PROBLEM DETAILS: Reproduce the material below, swapping every "interactable" for "clickable" and keeping all other text the same.

A block of data

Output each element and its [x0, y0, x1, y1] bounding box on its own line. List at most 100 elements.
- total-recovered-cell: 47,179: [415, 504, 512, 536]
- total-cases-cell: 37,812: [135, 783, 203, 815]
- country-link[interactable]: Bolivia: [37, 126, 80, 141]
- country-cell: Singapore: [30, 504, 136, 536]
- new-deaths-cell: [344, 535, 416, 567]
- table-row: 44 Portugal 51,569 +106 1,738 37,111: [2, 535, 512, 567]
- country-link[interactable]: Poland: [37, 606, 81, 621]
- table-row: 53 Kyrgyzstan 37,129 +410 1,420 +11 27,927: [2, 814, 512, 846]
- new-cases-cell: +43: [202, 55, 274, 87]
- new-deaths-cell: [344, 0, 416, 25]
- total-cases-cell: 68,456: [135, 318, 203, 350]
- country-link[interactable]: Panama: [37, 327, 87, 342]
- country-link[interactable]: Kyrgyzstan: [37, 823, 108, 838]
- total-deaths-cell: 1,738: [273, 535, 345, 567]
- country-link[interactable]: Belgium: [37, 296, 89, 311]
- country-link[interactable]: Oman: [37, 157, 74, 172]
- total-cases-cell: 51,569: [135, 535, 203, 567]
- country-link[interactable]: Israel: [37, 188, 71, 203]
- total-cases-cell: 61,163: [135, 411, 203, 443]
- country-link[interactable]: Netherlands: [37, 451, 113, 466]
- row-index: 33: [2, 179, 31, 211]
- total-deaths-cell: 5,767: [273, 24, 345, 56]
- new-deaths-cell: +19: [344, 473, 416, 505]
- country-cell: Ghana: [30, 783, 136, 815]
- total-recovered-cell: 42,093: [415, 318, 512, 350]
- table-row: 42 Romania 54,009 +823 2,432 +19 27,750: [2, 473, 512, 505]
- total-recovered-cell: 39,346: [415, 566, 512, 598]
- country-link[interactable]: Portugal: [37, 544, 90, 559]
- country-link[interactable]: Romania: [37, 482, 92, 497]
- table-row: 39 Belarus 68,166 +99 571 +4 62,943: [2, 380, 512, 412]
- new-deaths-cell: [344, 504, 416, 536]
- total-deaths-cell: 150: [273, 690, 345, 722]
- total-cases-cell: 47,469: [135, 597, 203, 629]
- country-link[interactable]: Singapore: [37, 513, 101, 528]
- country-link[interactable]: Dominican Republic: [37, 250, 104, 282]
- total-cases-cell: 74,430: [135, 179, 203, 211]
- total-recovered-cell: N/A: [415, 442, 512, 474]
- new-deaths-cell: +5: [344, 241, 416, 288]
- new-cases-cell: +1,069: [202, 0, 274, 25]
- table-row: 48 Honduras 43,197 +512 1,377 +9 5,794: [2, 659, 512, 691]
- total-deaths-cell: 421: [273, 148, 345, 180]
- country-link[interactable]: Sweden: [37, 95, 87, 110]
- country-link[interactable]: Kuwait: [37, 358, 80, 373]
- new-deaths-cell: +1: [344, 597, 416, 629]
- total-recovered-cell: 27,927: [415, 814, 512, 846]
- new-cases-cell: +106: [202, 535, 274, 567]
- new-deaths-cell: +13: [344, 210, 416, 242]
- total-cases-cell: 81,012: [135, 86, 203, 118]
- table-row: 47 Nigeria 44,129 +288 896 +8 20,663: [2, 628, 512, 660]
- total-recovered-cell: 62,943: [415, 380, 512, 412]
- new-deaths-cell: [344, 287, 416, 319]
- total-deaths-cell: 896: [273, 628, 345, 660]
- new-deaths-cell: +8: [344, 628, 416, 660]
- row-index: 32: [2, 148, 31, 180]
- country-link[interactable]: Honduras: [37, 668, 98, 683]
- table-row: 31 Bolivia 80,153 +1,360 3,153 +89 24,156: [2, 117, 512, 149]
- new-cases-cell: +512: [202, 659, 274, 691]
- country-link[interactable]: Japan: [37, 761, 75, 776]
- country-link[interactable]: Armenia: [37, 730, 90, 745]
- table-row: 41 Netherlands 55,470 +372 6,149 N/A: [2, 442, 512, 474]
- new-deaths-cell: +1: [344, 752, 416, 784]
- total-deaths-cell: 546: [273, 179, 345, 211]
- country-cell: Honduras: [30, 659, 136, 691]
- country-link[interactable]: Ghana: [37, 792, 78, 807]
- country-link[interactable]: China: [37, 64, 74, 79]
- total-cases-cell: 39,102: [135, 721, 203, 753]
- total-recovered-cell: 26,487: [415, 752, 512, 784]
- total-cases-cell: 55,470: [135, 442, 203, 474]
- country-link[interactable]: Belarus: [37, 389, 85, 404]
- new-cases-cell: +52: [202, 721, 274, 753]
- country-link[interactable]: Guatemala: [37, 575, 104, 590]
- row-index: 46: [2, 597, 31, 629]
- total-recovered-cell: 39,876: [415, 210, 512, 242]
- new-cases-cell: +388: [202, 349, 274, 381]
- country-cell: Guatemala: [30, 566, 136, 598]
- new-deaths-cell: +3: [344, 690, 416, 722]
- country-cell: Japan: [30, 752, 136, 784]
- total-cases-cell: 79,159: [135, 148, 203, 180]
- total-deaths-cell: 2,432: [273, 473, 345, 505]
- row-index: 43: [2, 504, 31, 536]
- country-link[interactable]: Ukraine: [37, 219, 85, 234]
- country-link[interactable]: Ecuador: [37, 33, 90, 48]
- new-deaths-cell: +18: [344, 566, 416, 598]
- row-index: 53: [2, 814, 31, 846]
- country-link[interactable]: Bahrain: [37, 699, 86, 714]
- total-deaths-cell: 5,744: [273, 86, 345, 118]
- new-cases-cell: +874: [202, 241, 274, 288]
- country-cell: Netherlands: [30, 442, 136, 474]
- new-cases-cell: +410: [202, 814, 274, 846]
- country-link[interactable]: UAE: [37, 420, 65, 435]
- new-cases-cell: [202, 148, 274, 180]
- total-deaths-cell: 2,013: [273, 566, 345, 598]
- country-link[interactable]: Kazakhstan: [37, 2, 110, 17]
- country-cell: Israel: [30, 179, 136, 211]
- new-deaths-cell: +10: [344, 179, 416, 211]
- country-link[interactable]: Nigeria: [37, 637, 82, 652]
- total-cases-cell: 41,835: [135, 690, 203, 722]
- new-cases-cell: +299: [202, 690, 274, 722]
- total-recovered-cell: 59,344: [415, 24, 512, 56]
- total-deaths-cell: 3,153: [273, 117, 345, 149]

SOLVED PROBLEM:
Output each element and its [x0, y0, x1, y1] bounding box on its own line. List at most 100 elements.
- total-recovered-cell: 47,179: [415, 504, 512, 536]
- total-cases-cell: 37,812: [135, 783, 203, 815]
- country-link[clickable]: Bolivia: [37, 126, 80, 141]
- country-cell: Singapore: [30, 504, 136, 536]
- new-deaths-cell: [344, 535, 416, 567]
- table-row: 44 Portugal 51,569 +106 1,738 37,111: [2, 535, 512, 567]
- country-link[clickable]: Poland: [37, 606, 81, 621]
- table-row: 53 Kyrgyzstan 37,129 +410 1,420 +11 27,927: [2, 814, 512, 846]
- new-cases-cell: +43: [202, 55, 274, 87]
- new-deaths-cell: [344, 0, 416, 25]
- total-cases-cell: 68,456: [135, 318, 203, 350]
- country-link[clickable]: Panama: [37, 327, 87, 342]
- country-link[clickable]: Kyrgyzstan: [37, 823, 108, 838]
- total-deaths-cell: 1,738: [273, 535, 345, 567]
- country-link[clickable]: Belgium: [37, 296, 89, 311]
- country-link[clickable]: Oman: [37, 157, 74, 172]
- total-cases-cell: 51,569: [135, 535, 203, 567]
- country-link[clickable]: Israel: [37, 188, 71, 203]
- total-cases-cell: 61,163: [135, 411, 203, 443]
- country-link[clickable]: Netherlands: [37, 451, 113, 466]
- row-index: 33: [2, 179, 31, 211]
- total-deaths-cell: 5,767: [273, 24, 345, 56]
- new-deaths-cell: +19: [344, 473, 416, 505]
- country-cell: Ghana: [30, 783, 136, 815]
- total-recovered-cell: 42,093: [415, 318, 512, 350]
- table-row: 42 Romania 54,009 +823 2,432 +19 27,750: [2, 473, 512, 505]
- total-recovered-cell: 39,346: [415, 566, 512, 598]
- country-link[clickable]: Portugal: [37, 544, 90, 559]
- country-link[clickable]: Romania: [37, 482, 92, 497]
- table-row: 39 Belarus 68,166 +99 571 +4 62,943: [2, 380, 512, 412]
- new-deaths-cell: [344, 504, 416, 536]
- total-deaths-cell: 150: [273, 690, 345, 722]
- total-cases-cell: 47,469: [135, 597, 203, 629]
- country-link[clickable]: Singapore: [37, 513, 101, 528]
- country-link[clickable]: Dominican Republic: [37, 250, 104, 282]
- total-cases-cell: 74,430: [135, 179, 203, 211]
- total-recovered-cell: N/A: [415, 442, 512, 474]
- new-deaths-cell: +5: [344, 241, 416, 288]
- new-cases-cell: +1,069: [202, 0, 274, 25]
- table-row: 48 Honduras 43,197 +512 1,377 +9 5,794: [2, 659, 512, 691]
- total-deaths-cell: 421: [273, 148, 345, 180]
- country-link[clickable]: Sweden: [37, 95, 87, 110]
- country-link[clickable]: Kuwait: [37, 358, 80, 373]
- new-deaths-cell: +1: [344, 597, 416, 629]
- total-recovered-cell: 27,927: [415, 814, 512, 846]
- new-cases-cell: +106: [202, 535, 274, 567]
- new-deaths-cell: +13: [344, 210, 416, 242]
- total-cases-cell: 81,012: [135, 86, 203, 118]
- table-row: 47 Nigeria 44,129 +288 896 +8 20,663: [2, 628, 512, 660]
- total-recovered-cell: 62,943: [415, 380, 512, 412]
- new-deaths-cell: [344, 287, 416, 319]
- total-deaths-cell: 896: [273, 628, 345, 660]
- new-deaths-cell: +8: [344, 628, 416, 660]
- row-index: 32: [2, 148, 31, 180]
- country-link[clickable]: Honduras: [37, 668, 98, 683]
- table-row: 31 Bolivia 80,153 +1,360 3,153 +89 24,156: [2, 117, 512, 149]
- new-cases-cell: +512: [202, 659, 274, 691]
- country-link[clickable]: Japan: [37, 761, 75, 776]
- country-link[clickable]: Armenia: [37, 730, 90, 745]
- table-row: 41 Netherlands 55,470 +372 6,149 N/A: [2, 442, 512, 474]
- new-deaths-cell: +1: [344, 752, 416, 784]
- total-deaths-cell: 546: [273, 179, 345, 211]
- country-cell: Honduras: [30, 659, 136, 691]
- country-link[clickable]: Ghana: [37, 792, 78, 807]
- country-link[clickable]: China: [37, 64, 74, 79]
- total-cases-cell: 39,102: [135, 721, 203, 753]
- total-recovered-cell: 26,487: [415, 752, 512, 784]
- total-cases-cell: 55,470: [135, 442, 203, 474]
- country-link[clickable]: Belarus: [37, 389, 85, 404]
- new-cases-cell: +52: [202, 721, 274, 753]
- country-link[clickable]: Guatemala: [37, 575, 104, 590]
- row-index: 46: [2, 597, 31, 629]
- total-recovered-cell: 39,876: [415, 210, 512, 242]
- new-cases-cell: +388: [202, 349, 274, 381]
- country-cell: Guatemala: [30, 566, 136, 598]
- new-deaths-cell: +3: [344, 690, 416, 722]
- country-cell: Japan: [30, 752, 136, 784]
- total-cases-cell: 79,159: [135, 148, 203, 180]
- total-deaths-cell: 2,432: [273, 473, 345, 505]
- row-index: 43: [2, 504, 31, 536]
- country-link[clickable]: Ukraine: [37, 219, 85, 234]
- country-link[clickable]: Ecuador: [37, 33, 90, 48]
- new-deaths-cell: +18: [344, 566, 416, 598]
- row-index: 53: [2, 814, 31, 846]
- country-link[clickable]: Bahrain: [37, 699, 86, 714]
- total-deaths-cell: 5,744: [273, 86, 345, 118]
- new-cases-cell: +874: [202, 241, 274, 288]
- country-cell: Netherlands: [30, 442, 136, 474]
- new-cases-cell: +410: [202, 814, 274, 846]
- country-link[clickable]: UAE: [37, 420, 65, 435]
- new-cases-cell: [202, 148, 274, 180]
- total-deaths-cell: 2,013: [273, 566, 345, 598]
- country-link[clickable]: Kazakhstan: [37, 2, 110, 17]
- country-cell: Israel: [30, 179, 136, 211]
- new-deaths-cell: +10: [344, 179, 416, 211]
- country-link[clickable]: Nigeria: [37, 637, 82, 652]
- total-cases-cell: 41,835: [135, 690, 203, 722]
- new-cases-cell: +299: [202, 690, 274, 722]
- total-recovered-cell: 59,344: [415, 24, 512, 56]
- total-deaths-cell: 3,153: [273, 117, 345, 149]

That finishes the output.